**MATERIAL FOR THE TASK**
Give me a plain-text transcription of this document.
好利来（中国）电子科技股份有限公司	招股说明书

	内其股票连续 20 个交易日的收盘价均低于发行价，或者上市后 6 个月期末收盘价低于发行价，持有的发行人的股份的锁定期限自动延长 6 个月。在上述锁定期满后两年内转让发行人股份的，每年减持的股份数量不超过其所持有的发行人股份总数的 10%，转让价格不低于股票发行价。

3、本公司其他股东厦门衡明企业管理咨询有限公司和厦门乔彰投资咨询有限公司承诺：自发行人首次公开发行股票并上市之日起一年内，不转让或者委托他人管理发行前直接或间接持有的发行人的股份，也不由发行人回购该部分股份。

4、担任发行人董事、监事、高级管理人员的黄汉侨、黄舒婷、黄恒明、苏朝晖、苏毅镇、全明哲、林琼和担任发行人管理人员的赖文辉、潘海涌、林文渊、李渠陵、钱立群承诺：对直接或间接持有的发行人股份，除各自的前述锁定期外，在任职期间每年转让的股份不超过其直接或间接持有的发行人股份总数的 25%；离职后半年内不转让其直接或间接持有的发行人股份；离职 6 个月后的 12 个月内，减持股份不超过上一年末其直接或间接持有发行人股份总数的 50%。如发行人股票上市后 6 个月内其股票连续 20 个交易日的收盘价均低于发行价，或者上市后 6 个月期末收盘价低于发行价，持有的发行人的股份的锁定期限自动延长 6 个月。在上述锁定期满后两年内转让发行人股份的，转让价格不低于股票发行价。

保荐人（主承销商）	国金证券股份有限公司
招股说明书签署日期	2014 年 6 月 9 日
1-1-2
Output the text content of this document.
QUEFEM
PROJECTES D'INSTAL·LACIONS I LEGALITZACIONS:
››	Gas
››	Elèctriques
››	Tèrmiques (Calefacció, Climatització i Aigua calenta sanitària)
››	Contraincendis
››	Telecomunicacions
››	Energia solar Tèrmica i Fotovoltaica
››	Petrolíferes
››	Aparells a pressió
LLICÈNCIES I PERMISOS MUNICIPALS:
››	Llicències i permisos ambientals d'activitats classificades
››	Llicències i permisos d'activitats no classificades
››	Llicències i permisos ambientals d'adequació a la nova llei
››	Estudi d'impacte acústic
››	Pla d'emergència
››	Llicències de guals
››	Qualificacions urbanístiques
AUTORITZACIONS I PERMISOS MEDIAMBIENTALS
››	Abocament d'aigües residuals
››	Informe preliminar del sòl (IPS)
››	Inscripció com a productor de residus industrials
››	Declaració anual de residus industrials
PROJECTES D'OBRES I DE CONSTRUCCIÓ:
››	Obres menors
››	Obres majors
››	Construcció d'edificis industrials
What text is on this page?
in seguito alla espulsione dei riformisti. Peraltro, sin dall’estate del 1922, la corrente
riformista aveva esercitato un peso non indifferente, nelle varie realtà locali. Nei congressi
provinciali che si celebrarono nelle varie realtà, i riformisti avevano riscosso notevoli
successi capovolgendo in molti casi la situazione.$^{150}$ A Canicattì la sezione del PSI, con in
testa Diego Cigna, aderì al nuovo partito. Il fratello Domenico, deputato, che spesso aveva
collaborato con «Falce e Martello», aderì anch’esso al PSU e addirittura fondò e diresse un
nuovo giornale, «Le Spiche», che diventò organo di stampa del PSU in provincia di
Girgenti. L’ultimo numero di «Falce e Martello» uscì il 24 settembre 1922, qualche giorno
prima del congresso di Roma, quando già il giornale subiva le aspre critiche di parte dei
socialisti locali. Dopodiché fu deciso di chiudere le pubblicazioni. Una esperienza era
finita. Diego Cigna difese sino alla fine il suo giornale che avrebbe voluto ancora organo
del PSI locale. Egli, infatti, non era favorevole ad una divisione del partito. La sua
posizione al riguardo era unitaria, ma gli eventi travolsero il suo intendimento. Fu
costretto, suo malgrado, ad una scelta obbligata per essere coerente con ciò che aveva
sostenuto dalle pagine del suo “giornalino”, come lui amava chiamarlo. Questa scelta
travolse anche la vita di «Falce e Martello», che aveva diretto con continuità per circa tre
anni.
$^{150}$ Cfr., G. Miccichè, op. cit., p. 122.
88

**WHAT YOU ARE ASKED TO DO**
Reproduce the entire listing word for word.

**FULL RESPONSE**
Give me a plain-text transcription of this document.
好利来（中国）电子科技股份有限公司	招股说明书

	内其股票连续 20 个交易日的收盘价均低于发行价，或者上市后 6 个月期末收盘价低于发行价，持有的发行人的股份的锁定期限自动延长 6 个月。在上述锁定期满后两年内转让发行人股份的，每年减持的股份数量不超过其所持有的发行人股份总数的 10%，转让价格不低于股票发行价。

3、本公司其他股东厦门衡明企业管理咨询有限公司和厦门乔彰投资咨询有限公司承诺：自发行人首次公开发行股票并上市之日起一年内，不转让或者委托他人管理发行前直接或间接持有的发行人的股份，也不由发行人回购该部分股份。

4、担任发行人董事、监事、高级管理人员的黄汉侨、黄舒婷、黄恒明、苏朝晖、苏毅镇、全明哲、林琼和担任发行人管理人员的赖文辉、潘海涌、林文渊、李渠陵、钱立群承诺：对直接或间接持有的发行人股份，除各自的前述锁定期外，在任职期间每年转让的股份不超过其直接或间接持有的发行人股份总数的 25%；离职后半年内不转让其直接或间接持有的发行人股份；离职 6 个月后的 12 个月内，减持股份不超过上一年末其直接或间接持有发行人股份总数的 50%。如发行人股票上市后 6 个月内其股票连续 20 个交易日的收盘价均低于发行价，或者上市后 6 个月期末收盘价低于发行价，持有的发行人的股份的锁定期限自动延长 6 个月。在上述锁定期满后两年内转让发行人股份的，转让价格不低于股票发行价。

保荐人（主承销商）	国金证券股份有限公司
招股说明书签署日期	2014 年 6 月 9 日
1-1-2
Output the text content of this document.
QUEFEM
PROJECTES D'INSTAL·LACIONS I LEGALITZACIONS:
››	Gas
››	Elèctriques
››	Tèrmiques (Calefacció, Climatització i Aigua calenta sanitària)
››	Contraincendis
››	Telecomunicacions
››	Energia solar Tèrmica i Fotovoltaica
››	Petrolíferes
››	Aparells a pressió
LLICÈNCIES I PERMISOS MUNICIPALS:
››	Llicències i permisos ambientals d'activitats classificades
››	Llicències i permisos d'activitats no classificades
››	Llicències i permisos ambientals d'adequació a la nova llei
››	Estudi d'impacte acústic
››	Pla d'emergència
››	Llicències de guals
››	Qualificacions urbanístiques
AUTORITZACIONS I PERMISOS MEDIAMBIENTALS
››	Abocament d'aigües residuals
››	Informe preliminar del sòl (IPS)
››	Inscripció com a productor de residus industrials
››	Declaració anual de residus industrials
PROJECTES D'OBRES I DE CONSTRUCCIÓ:
››	Obres menors
››	Obres majors
››	Construcció d'edificis industrials
What text is on this page?
in seguito alla espulsione dei riformisti. Peraltro, sin dall’estate del 1922, la corrente
riformista aveva esercitato un peso non indifferente, nelle varie realtà locali. Nei congressi
provinciali che si celebrarono nelle varie realtà, i riformisti avevano riscosso notevoli
successi capovolgendo in molti casi la situazione.$^{150}$ A Canicattì la sezione del PSI, con in
testa Diego Cigna, aderì al nuovo partito. Il fratello Domenico, deputato, che spesso aveva
collaborato con «Falce e Martello», aderì anch’esso al PSU e addirittura fondò e diresse un
nuovo giornale, «Le Spiche», che diventò organo di stampa del PSU in provincia di
Girgenti. L’ultimo numero di «Falce e Martello» uscì il 24 settembre 1922, qualche giorno
prima del congresso di Roma, quando già il giornale subiva le aspre critiche di parte dei
socialisti locali. Dopodiché fu deciso di chiudere le pubblicazioni. Una esperienza era
finita. Diego Cigna difese sino alla fine il suo giornale che avrebbe voluto ancora organo
del PSI locale. Egli, infatti, non era favorevole ad una divisione del partito. La sua
posizione al riguardo era unitaria, ma gli eventi travolsero il suo intendimento. Fu
costretto, suo malgrado, ad una scelta obbligata per essere coerente con ciò che aveva
sostenuto dalle pagine del suo “giornalino”, come lui amava chiamarlo. Questa scelta
travolse anche la vita di «Falce e Martello», che aveva diretto con continuità per circa tre
anni.
$^{150}$ Cfr., G. Miccichè, op. cit., p. 122.
88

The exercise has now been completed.